• **Data entries**:
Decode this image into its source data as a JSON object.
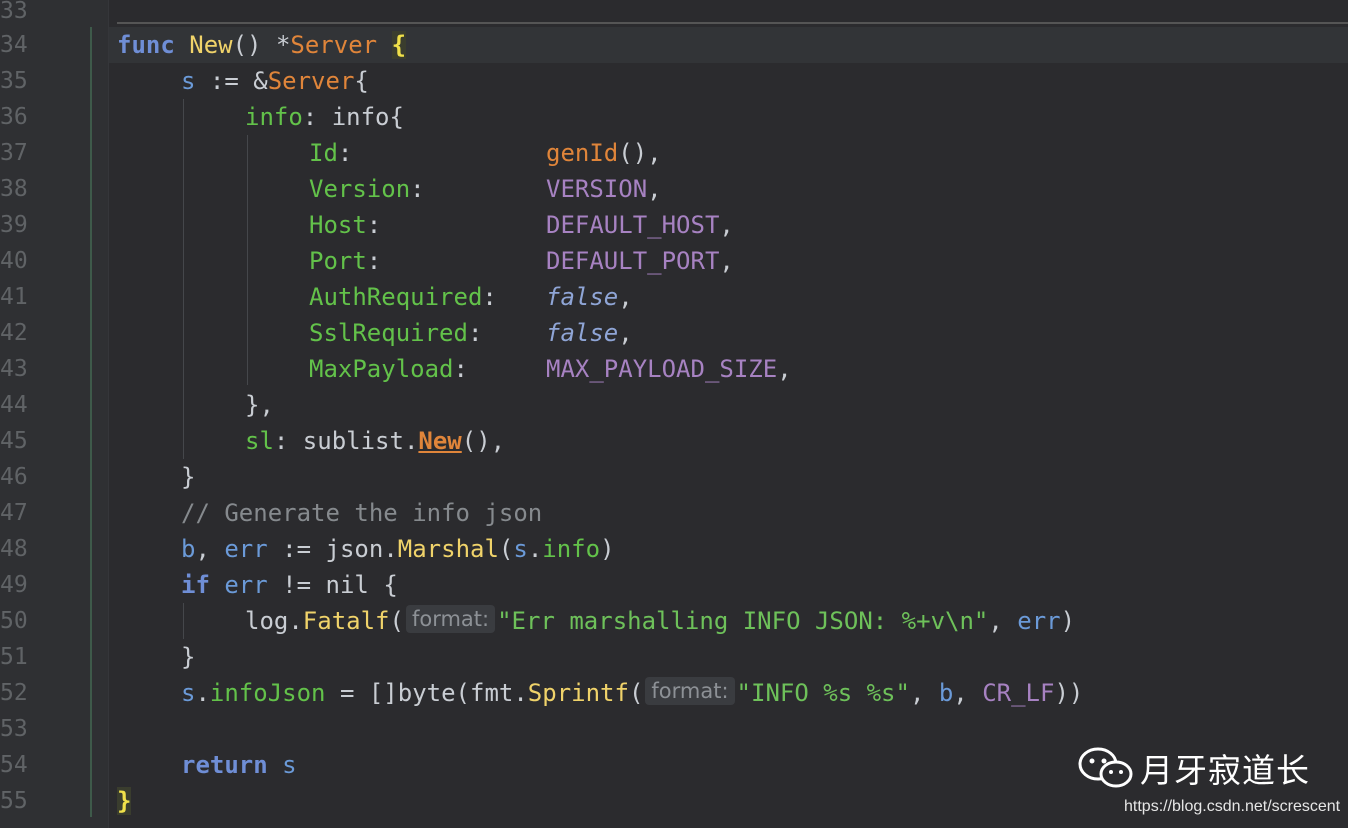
{
  "editor": {
    "line_numbers": [
      "33",
      "34",
      "35",
      "36",
      "37",
      "38",
      "39",
      "40",
      "41",
      "42",
      "43",
      "44",
      "45",
      "46",
      "47",
      "48",
      "49",
      "50",
      "51",
      "52",
      "53",
      "54",
      "55"
    ],
    "lines": {
      "l34": {
        "func": "func",
        "name": "New",
        "rest": "() *",
        "type": "Server",
        "brace": "{"
      },
      "l35": {
        "var": "s",
        "op": " := &",
        "type": "Server",
        "brace": "{"
      },
      "l36": {
        "field": "info",
        "rest": ": info{"
      },
      "l37": {
        "field": "Id",
        "colon": ":",
        "call": "genId",
        "tail": "(),"
      },
      "l38": {
        "field": "Version",
        "colon": ":",
        "const": "VERSION",
        "tail": ","
      },
      "l39": {
        "field": "Host",
        "colon": ":",
        "const": "DEFAULT_HOST",
        "tail": ","
      },
      "l40": {
        "field": "Port",
        "colon": ":",
        "const": "DEFAULT_PORT",
        "tail": ","
      },
      "l41": {
        "field": "AuthRequired",
        "colon": ":",
        "value": "false",
        "tail": ","
      },
      "l42": {
        "field": "SslRequired",
        "colon": ":",
        "value": "false",
        "tail": ","
      },
      "l43": {
        "field": "MaxPayload",
        "colon": ":",
        "const": "MAX_PAYLOAD_SIZE",
        "tail": ","
      },
      "l44": {
        "text": "},"
      },
      "l45": {
        "field": "sl",
        "mid": ": sublist.",
        "call": "New",
        "tail": "(),"
      },
      "l46": {
        "text": "}"
      },
      "l47": {
        "comment": "// Generate the info json"
      },
      "l48": {
        "v1": "b",
        "sep": ", ",
        "v2": "err",
        "op": " := json.",
        "call": "Marshal",
        "open": "(",
        "v3": "s",
        "dot": ".",
        "field": "info",
        "close": ")"
      },
      "l49": {
        "kw": "if",
        "v": "err",
        "rest": " != nil {"
      },
      "l50": {
        "pre": "log.",
        "call": "Fatalf",
        "open": "(",
        "hint": "format:",
        "str": "\"Err marshalling INFO JSON: %+v\\n\"",
        "sep": ", ",
        "v": "err",
        "close": ")"
      },
      "l51": {
        "text": "}"
      },
      "l52": {
        "v": "s",
        "dot": ".",
        "field": "infoJson",
        "mid": " = []byte(fmt.",
        "call": "Sprintf",
        "open": "(",
        "hint": "format:",
        "str": "\"INFO %s %s\"",
        "sep1": ", ",
        "b": "b",
        "sep2": ", ",
        "const": "CR_LF",
        "close": "))"
      },
      "l54": {
        "kw": "return",
        "v": "s"
      },
      "l55": {
        "brace": "}"
      }
    }
  },
  "watermark": {
    "name": "月牙寂道长",
    "url": "https://blog.csdn.net/screscent"
  }
}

• **Work to complete**:
Quote the material word for word, dropping any images it holds.

• **Final answer**:
Decode this image into its source data as a JSON object.
{
  "editor": {
    "line_numbers": [
      "33",
      "34",
      "35",
      "36",
      "37",
      "38",
      "39",
      "40",
      "41",
      "42",
      "43",
      "44",
      "45",
      "46",
      "47",
      "48",
      "49",
      "50",
      "51",
      "52",
      "53",
      "54",
      "55"
    ],
    "lines": {
      "l34": {
        "func": "func",
        "name": "New",
        "rest": "() *",
        "type": "Server",
        "brace": "{"
      },
      "l35": {
        "var": "s",
        "op": " := &",
        "type": "Server",
        "brace": "{"
      },
      "l36": {
        "field": "info",
        "rest": ": info{"
      },
      "l37": {
        "field": "Id",
        "colon": ":",
        "call": "genId",
        "tail": "(),"
      },
      "l38": {
        "field": "Version",
        "colon": ":",
        "const": "VERSION",
        "tail": ","
      },
      "l39": {
        "field": "Host",
        "colon": ":",
        "const": "DEFAULT_HOST",
        "tail": ","
      },
      "l40": {
        "field": "Port",
        "colon": ":",
        "const": "DEFAULT_PORT",
        "tail": ","
      },
      "l41": {
        "field": "AuthRequired",
        "colon": ":",
        "value": "false",
        "tail": ","
      },
      "l42": {
        "field": "SslRequired",
        "colon": ":",
        "value": "false",
        "tail": ","
      },
      "l43": {
        "field": "MaxPayload",
        "colon": ":",
        "const": "MAX_PAYLOAD_SIZE",
        "tail": ","
      },
      "l44": {
        "text": "},"
      },
      "l45": {
        "field": "sl",
        "mid": ": sublist.",
        "call": "New",
        "tail": "(),"
      },
      "l46": {
        "text": "}"
      },
      "l47": {
        "comment": "// Generate the info json"
      },
      "l48": {
        "v1": "b",
        "sep": ", ",
        "v2": "err",
        "op": " := json.",
        "call": "Marshal",
        "open": "(",
        "v3": "s",
        "dot": ".",
        "field": "info",
        "close": ")"
      },
      "l49": {
        "kw": "if",
        "v": "err",
        "rest": " != nil {"
      },
      "l50": {
        "pre": "log.",
        "call": "Fatalf",
        "open": "(",
        "hint": "format:",
        "str": "\"Err marshalling INFO JSON: %+v\\n\"",
        "sep": ", ",
        "v": "err",
        "close": ")"
      },
      "l51": {
        "text": "}"
      },
      "l52": {
        "v": "s",
        "dot": ".",
        "field": "infoJson",
        "mid": " = []byte(fmt.",
        "call": "Sprintf",
        "open": "(",
        "hint": "format:",
        "str": "\"INFO %s %s\"",
        "sep1": ", ",
        "b": "b",
        "sep2": ", ",
        "const": "CR_LF",
        "close": "))"
      },
      "l54": {
        "kw": "return",
        "v": "s"
      },
      "l55": {
        "brace": "}"
      }
    }
  },
  "watermark": {
    "name": "月牙寂道长",
    "url": "https://blog.csdn.net/screscent"
  }
}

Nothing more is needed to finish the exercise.